**Required work:** Repeat, line for line, the entries printed below.

═══

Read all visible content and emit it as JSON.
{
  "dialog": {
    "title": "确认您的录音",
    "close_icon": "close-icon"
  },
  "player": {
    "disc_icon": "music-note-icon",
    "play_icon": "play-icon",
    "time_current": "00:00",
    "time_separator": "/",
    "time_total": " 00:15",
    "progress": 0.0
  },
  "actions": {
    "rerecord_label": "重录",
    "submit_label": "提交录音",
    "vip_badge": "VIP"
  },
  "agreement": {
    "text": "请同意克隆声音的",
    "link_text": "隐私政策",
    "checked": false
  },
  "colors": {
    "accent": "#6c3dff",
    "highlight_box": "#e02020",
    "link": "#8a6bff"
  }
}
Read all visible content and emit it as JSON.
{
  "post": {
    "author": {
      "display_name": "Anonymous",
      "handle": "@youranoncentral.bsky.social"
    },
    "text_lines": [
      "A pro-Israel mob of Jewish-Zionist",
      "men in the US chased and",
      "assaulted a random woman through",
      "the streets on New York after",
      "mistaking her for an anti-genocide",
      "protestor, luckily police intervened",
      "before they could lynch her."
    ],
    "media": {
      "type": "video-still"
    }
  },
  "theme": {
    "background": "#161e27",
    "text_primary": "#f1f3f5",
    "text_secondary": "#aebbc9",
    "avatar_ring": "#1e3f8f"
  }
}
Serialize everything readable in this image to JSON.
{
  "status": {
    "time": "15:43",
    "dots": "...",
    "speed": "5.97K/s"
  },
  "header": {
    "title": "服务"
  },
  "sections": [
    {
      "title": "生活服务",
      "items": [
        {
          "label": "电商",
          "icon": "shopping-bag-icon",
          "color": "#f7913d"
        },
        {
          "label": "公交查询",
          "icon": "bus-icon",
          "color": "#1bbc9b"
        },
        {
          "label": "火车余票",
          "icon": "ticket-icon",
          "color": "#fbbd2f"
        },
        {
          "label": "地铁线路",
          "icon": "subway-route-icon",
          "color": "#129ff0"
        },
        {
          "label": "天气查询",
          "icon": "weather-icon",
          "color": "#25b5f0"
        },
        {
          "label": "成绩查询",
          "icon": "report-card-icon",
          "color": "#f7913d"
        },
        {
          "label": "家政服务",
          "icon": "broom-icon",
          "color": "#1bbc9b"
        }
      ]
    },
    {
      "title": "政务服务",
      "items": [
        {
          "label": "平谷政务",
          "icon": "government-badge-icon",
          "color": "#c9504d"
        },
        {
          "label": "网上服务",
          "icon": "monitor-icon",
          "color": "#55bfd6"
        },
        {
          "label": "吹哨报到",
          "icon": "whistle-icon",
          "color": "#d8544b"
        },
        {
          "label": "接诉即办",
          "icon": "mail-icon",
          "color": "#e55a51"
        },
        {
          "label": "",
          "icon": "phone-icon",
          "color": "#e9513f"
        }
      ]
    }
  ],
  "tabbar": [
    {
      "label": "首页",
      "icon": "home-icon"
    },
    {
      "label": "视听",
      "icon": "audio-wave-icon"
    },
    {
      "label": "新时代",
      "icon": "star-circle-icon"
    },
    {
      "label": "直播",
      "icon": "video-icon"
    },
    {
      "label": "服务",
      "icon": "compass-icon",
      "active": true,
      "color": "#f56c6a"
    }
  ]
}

═══

**Completed task:**
Read all visible content and emit it as JSON.
{
  "dialog": {
    "title": "确认您的录音",
    "close_icon": "close-icon"
  },
  "player": {
    "disc_icon": "music-note-icon",
    "play_icon": "play-icon",
    "time_current": "00:00",
    "time_separator": "/",
    "time_total": " 00:15",
    "progress": 0.0
  },
  "actions": {
    "rerecord_label": "重录",
    "submit_label": "提交录音",
    "vip_badge": "VIP"
  },
  "agreement": {
    "text": "请同意克隆声音的",
    "link_text": "隐私政策",
    "checked": false
  },
  "colors": {
    "accent": "#6c3dff",
    "highlight_box": "#e02020",
    "link": "#8a6bff"
  }
}
Read all visible content and emit it as JSON.
{
  "post": {
    "author": {
      "display_name": "Anonymous",
      "handle": "@youranoncentral.bsky.social"
    },
    "text_lines": [
      "A pro-Israel mob of Jewish-Zionist",
      "men in the US chased and",
      "assaulted a random woman through",
      "the streets on New York after",
      "mistaking her for an anti-genocide",
      "protestor, luckily police intervened",
      "before they could lynch her."
    ],
    "media": {
      "type": "video-still"
    }
  },
  "theme": {
    "background": "#161e27",
    "text_primary": "#f1f3f5",
    "text_secondary": "#aebbc9",
    "avatar_ring": "#1e3f8f"
  }
}
Serialize everything readable in this image to JSON.
{
  "status": {
    "time": "15:43",
    "dots": "...",
    "speed": "5.97K/s"
  },
  "header": {
    "title": "服务"
  },
  "sections": [
    {
      "title": "生活服务",
      "items": [
        {
          "label": "电商",
          "icon": "shopping-bag-icon",
          "color": "#f7913d"
        },
        {
          "label": "公交查询",
          "icon": "bus-icon",
          "color": "#1bbc9b"
        },
        {
          "label": "火车余票",
          "icon": "ticket-icon",
          "color": "#fbbd2f"
        },
        {
          "label": "地铁线路",
          "icon": "subway-route-icon",
          "color": "#129ff0"
        },
        {
          "label": "天气查询",
          "icon": "weather-icon",
          "color": "#25b5f0"
        },
        {
          "label": "成绩查询",
          "icon": "report-card-icon",
          "color": "#f7913d"
        },
        {
          "label": "家政服务",
          "icon": "broom-icon",
          "color": "#1bbc9b"
        }
      ]
    },
    {
      "title": "政务服务",
      "items": [
        {
          "label": "平谷政务",
          "icon": "government-badge-icon",
          "color": "#c9504d"
        },
        {
          "label": "网上服务",
          "icon": "monitor-icon",
          "color": "#55bfd6"
        },
        {
          "label": "吹哨报到",
          "icon": "whistle-icon",
          "color": "#d8544b"
        },
        {
          "label": "接诉即办",
          "icon": "mail-icon",
          "color": "#e55a51"
        },
        {
          "label": "",
          "icon": "phone-icon",
          "color": "#e9513f"
        }
      ]
    }
  ],
  "tabbar": [
    {
      "label": "首页",
      "icon": "home-icon"
    },
    {
      "label": "视听",
      "icon": "audio-wave-icon"
    },
    {
      "label": "新时代",
      "icon": "star-circle-icon"
    },
    {
      "label": "直播",
      "icon": "video-icon"
    },
    {
      "label": "服务",
      "icon": "compass-icon",
      "active": true,
      "color": "#f56c6a"
    }
  ]
}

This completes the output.